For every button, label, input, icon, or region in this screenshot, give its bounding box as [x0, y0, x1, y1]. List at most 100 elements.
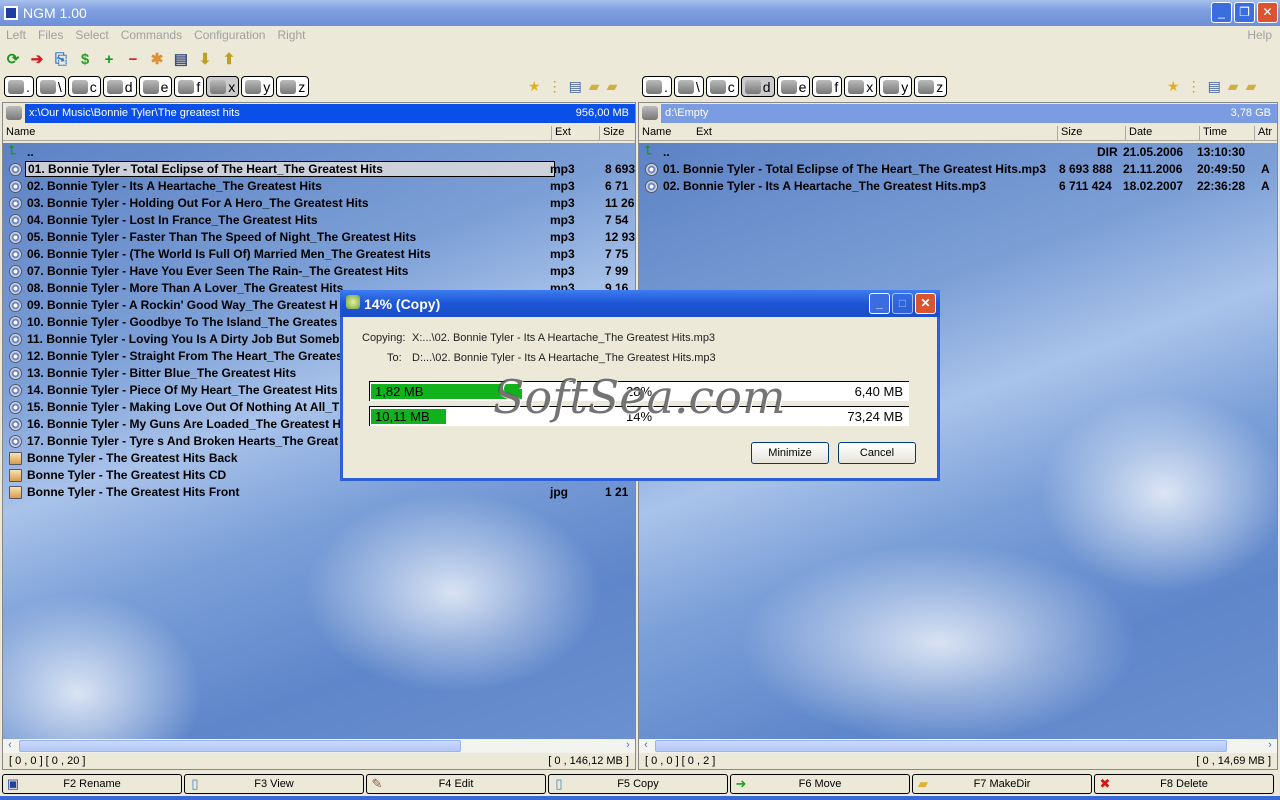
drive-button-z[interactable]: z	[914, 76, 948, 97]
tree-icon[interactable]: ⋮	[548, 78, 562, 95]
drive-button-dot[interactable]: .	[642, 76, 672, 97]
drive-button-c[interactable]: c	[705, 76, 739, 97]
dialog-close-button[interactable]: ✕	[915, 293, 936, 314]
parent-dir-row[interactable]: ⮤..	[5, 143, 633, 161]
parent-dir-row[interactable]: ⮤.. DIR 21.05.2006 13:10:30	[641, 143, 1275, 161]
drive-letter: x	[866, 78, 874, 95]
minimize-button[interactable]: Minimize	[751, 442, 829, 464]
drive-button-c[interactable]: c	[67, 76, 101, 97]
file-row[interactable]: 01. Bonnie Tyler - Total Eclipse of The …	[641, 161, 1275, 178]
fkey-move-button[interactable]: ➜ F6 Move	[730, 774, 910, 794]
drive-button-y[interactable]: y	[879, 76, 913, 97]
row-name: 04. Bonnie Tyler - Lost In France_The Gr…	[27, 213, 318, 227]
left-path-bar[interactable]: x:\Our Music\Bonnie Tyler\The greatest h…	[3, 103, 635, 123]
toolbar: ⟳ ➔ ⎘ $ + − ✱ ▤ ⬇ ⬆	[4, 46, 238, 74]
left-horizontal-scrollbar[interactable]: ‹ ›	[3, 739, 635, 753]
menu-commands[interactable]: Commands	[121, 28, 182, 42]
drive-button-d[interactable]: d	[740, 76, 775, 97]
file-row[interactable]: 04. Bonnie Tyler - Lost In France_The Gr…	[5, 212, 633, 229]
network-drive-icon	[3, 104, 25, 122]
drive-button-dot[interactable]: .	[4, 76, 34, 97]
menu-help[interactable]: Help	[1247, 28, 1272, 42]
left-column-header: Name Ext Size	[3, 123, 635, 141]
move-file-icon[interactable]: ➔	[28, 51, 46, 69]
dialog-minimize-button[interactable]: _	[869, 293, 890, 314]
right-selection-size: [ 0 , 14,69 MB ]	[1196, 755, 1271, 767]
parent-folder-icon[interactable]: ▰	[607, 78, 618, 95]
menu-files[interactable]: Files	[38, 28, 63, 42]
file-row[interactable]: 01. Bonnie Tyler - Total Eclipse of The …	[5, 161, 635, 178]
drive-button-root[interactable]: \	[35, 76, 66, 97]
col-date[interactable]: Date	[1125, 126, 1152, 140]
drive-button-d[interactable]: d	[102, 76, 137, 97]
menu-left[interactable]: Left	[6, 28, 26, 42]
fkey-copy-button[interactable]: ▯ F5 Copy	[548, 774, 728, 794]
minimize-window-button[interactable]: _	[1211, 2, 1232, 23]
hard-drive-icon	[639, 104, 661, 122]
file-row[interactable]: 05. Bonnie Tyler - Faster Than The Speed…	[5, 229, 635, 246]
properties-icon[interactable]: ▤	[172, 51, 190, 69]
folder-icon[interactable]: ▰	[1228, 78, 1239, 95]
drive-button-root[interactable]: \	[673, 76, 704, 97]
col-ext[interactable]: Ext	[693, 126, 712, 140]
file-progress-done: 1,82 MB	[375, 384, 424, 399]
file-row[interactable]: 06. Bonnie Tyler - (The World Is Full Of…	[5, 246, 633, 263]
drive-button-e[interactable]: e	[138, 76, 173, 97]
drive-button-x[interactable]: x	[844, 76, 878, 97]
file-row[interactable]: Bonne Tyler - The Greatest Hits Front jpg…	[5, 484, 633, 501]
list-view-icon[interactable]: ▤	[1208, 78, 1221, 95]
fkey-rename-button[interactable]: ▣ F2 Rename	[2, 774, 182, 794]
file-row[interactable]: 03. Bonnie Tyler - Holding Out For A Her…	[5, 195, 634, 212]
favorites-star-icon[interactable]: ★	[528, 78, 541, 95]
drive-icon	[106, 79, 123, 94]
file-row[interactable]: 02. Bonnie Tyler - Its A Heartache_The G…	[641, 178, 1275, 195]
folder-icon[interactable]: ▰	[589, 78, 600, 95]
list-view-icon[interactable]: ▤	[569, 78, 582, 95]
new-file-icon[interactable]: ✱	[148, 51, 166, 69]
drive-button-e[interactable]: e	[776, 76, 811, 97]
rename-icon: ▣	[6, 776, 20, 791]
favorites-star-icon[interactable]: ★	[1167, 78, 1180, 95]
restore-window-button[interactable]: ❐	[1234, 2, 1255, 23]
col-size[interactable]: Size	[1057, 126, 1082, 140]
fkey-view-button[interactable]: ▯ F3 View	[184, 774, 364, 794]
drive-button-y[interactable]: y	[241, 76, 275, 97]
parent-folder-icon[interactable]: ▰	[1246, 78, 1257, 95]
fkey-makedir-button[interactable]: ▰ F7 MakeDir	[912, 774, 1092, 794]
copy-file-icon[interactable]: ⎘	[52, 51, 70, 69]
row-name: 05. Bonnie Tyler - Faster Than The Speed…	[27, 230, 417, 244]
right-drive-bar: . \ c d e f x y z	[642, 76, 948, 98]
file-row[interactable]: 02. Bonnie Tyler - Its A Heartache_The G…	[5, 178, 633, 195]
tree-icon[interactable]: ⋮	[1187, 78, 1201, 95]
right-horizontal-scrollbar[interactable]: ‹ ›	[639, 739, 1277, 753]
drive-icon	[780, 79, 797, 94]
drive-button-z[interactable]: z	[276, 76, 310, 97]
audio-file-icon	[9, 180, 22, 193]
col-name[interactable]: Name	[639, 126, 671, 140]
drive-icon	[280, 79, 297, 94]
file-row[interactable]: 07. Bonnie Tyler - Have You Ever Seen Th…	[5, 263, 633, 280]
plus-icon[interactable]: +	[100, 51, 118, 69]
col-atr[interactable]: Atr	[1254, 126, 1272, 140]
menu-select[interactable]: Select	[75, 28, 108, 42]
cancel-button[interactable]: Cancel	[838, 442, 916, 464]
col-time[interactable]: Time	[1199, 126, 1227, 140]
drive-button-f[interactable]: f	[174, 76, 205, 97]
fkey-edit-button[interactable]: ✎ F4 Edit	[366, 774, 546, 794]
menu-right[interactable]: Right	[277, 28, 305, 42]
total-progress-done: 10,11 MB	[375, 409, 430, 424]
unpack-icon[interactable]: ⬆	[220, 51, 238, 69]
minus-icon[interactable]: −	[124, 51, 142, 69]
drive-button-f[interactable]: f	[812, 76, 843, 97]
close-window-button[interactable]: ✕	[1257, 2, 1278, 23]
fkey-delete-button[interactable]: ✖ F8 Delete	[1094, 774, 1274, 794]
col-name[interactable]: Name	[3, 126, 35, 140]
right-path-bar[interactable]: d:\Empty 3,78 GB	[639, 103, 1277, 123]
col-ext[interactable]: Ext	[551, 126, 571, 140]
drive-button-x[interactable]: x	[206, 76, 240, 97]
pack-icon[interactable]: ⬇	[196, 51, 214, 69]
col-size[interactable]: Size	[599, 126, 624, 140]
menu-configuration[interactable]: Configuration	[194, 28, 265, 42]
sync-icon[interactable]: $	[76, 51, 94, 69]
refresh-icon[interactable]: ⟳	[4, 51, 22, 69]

- _Task description_
Convert the lines of the records above, from the one containing "76, 948, 97]" through the one containing "143, 633, 161]", into a JSON list of strings, with one string per line and blank lines omitted.

- _Solved exercise_
[
  "drive-button-z[interactable]: z\t[914, 76, 948, 97]",
  "tree-icon[interactable]: ⋮\t[548, 78, 562, 95]",
  "drive-button-dot[interactable]: .\t[642, 76, 672, 97]",
  "drive-button-c[interactable]: c\t[705, 76, 739, 97]",
  "dialog-close-button[interactable]: ✕\t[915, 293, 936, 314]",
  "parent-dir-row[interactable]: ⮤..\t[5, 143, 633, 161]"
]